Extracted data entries
-- Start --
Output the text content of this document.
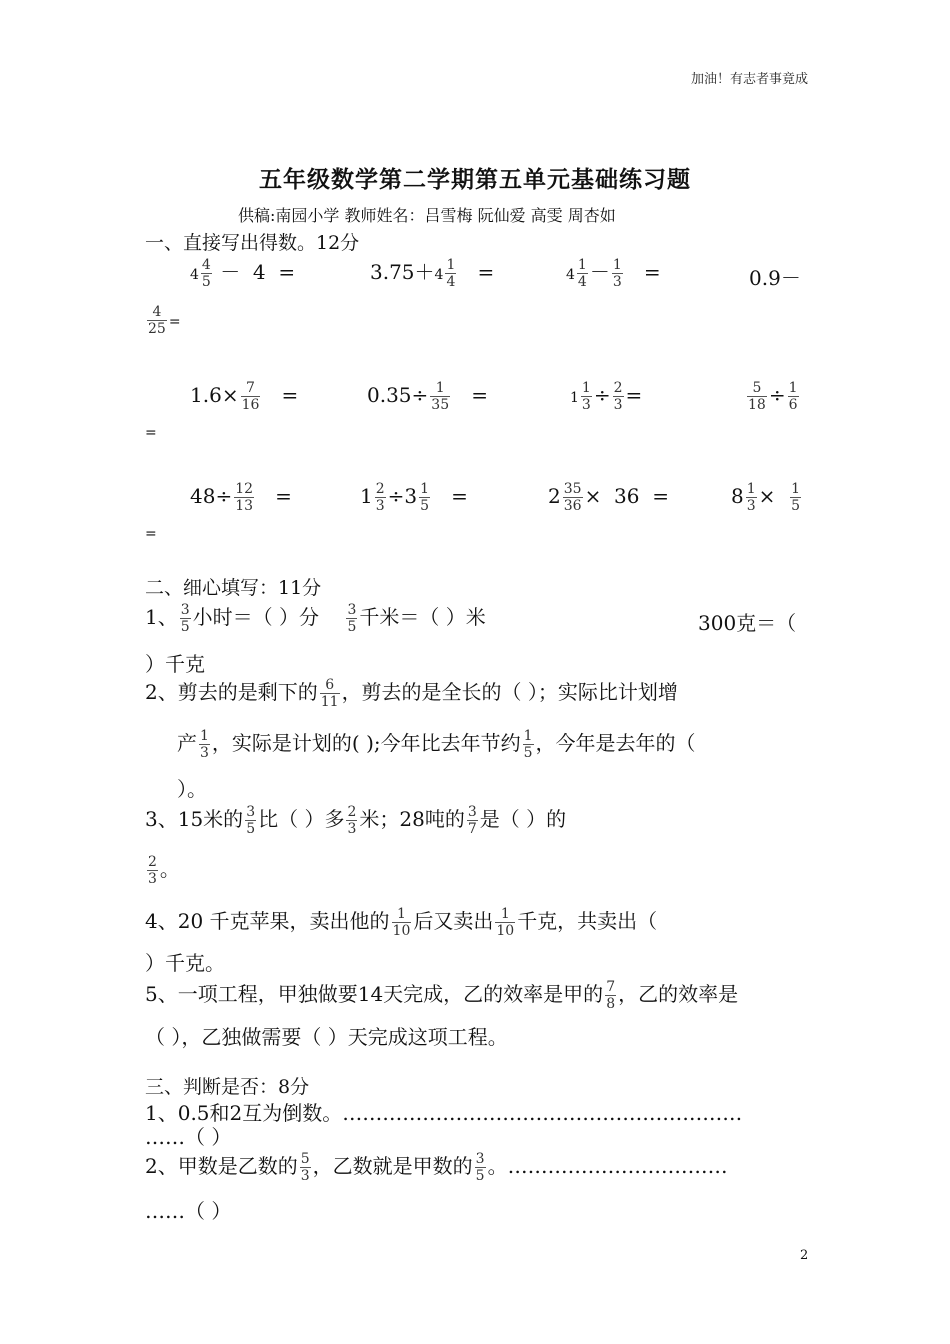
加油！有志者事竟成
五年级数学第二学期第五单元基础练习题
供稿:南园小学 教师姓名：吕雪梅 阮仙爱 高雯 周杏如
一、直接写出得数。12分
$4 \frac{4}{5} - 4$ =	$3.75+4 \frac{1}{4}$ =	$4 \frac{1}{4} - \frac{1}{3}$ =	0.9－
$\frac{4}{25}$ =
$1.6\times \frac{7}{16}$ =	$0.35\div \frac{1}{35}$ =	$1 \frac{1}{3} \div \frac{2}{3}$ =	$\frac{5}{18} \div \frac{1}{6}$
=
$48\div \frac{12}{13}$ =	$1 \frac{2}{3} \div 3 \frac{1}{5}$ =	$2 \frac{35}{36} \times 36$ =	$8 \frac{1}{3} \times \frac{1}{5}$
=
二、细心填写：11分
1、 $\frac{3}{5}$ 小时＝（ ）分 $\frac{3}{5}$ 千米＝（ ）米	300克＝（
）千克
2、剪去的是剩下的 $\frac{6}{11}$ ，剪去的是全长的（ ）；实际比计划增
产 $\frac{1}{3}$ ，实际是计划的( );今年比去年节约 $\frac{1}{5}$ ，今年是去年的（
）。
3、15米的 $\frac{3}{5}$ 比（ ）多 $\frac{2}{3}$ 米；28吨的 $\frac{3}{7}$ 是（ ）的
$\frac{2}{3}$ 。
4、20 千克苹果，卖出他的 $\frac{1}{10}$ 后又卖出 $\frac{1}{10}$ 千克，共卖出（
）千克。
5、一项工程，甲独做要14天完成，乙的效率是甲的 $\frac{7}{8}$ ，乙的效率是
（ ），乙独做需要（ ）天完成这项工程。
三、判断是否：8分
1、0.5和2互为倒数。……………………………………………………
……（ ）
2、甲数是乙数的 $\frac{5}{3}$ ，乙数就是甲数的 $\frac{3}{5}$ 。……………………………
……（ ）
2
-- End --
-- Start --
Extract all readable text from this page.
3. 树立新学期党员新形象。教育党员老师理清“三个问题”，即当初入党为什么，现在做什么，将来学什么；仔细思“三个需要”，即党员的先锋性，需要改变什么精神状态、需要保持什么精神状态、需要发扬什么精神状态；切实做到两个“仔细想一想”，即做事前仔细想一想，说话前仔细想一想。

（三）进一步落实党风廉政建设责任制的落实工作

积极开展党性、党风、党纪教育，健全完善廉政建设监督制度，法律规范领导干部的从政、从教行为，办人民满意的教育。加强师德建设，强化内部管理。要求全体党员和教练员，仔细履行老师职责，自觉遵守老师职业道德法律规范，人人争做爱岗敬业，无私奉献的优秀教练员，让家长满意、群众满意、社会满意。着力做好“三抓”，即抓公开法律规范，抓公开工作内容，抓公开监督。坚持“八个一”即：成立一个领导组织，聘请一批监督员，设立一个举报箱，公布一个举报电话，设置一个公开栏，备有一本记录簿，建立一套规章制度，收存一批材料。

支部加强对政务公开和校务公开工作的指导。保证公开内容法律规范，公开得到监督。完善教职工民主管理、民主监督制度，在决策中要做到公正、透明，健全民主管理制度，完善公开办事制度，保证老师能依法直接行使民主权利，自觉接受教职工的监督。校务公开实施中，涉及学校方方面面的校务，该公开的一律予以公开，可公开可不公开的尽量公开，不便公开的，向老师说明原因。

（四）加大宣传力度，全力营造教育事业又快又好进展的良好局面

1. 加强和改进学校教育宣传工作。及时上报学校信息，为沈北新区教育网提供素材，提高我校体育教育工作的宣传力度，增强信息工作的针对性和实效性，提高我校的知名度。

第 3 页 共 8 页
-- End --
- [EXERCISE]:
Search the listing for the word "times" and return each line that holds it.

- [RESPONSE]:
$1.6\times \frac{7}{16}$ =	$0.35\div \frac{1}{35}$ =	$1 \frac{1}{3} \div \frac{2}{3}$ =	$\frac{5}{18} \div \frac{1}{6}$
$48\div \frac{12}{13}$ =	$1 \frac{2}{3} \div 3 \frac{1}{5}$ =	$2 \frac{35}{36} \times 36$ =	$8 \frac{1}{3} \times \frac{1}{5}$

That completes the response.